* [What you need to do]: Make an exact copy of the listing below.

* [Input records]:
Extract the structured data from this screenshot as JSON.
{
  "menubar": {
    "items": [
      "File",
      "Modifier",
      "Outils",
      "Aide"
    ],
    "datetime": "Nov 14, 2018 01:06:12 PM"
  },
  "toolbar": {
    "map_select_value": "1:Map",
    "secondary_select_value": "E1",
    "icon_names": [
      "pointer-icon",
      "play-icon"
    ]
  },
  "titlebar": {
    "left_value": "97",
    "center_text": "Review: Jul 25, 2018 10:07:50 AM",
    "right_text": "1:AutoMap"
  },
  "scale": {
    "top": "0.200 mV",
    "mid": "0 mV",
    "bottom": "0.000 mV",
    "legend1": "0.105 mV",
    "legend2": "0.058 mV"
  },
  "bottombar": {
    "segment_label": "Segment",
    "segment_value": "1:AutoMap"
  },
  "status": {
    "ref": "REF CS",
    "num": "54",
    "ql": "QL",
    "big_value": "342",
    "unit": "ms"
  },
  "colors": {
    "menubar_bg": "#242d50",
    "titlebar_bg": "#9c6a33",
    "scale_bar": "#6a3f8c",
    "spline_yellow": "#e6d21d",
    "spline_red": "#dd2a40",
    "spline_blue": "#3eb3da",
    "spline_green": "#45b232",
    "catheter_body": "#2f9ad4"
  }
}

* [Result]:
Extract the structured data from this screenshot as JSON.
{
  "menubar": {
    "items": [
      "File",
      "Modifier",
      "Outils",
      "Aide"
    ],
    "datetime": "Nov 14, 2018 01:06:12 PM"
  },
  "toolbar": {
    "map_select_value": "1:Map",
    "secondary_select_value": "E1",
    "icon_names": [
      "pointer-icon",
      "play-icon"
    ]
  },
  "titlebar": {
    "left_value": "97",
    "center_text": "Review: Jul 25, 2018 10:07:50 AM",
    "right_text": "1:AutoMap"
  },
  "scale": {
    "top": "0.200 mV",
    "mid": "0 mV",
    "bottom": "0.000 mV",
    "legend1": "0.105 mV",
    "legend2": "0.058 mV"
  },
  "bottombar": {
    "segment_label": "Segment",
    "segment_value": "1:AutoMap"
  },
  "status": {
    "ref": "REF CS",
    "num": "54",
    "ql": "QL",
    "big_value": "342",
    "unit": "ms"
  },
  "colors": {
    "menubar_bg": "#242d50",
    "titlebar_bg": "#9c6a33",
    "scale_bar": "#6a3f8c",
    "spline_yellow": "#e6d21d",
    "spline_red": "#dd2a40",
    "spline_blue": "#3eb3da",
    "spline_green": "#45b232",
    "catheter_body": "#2f9ad4"
  }
}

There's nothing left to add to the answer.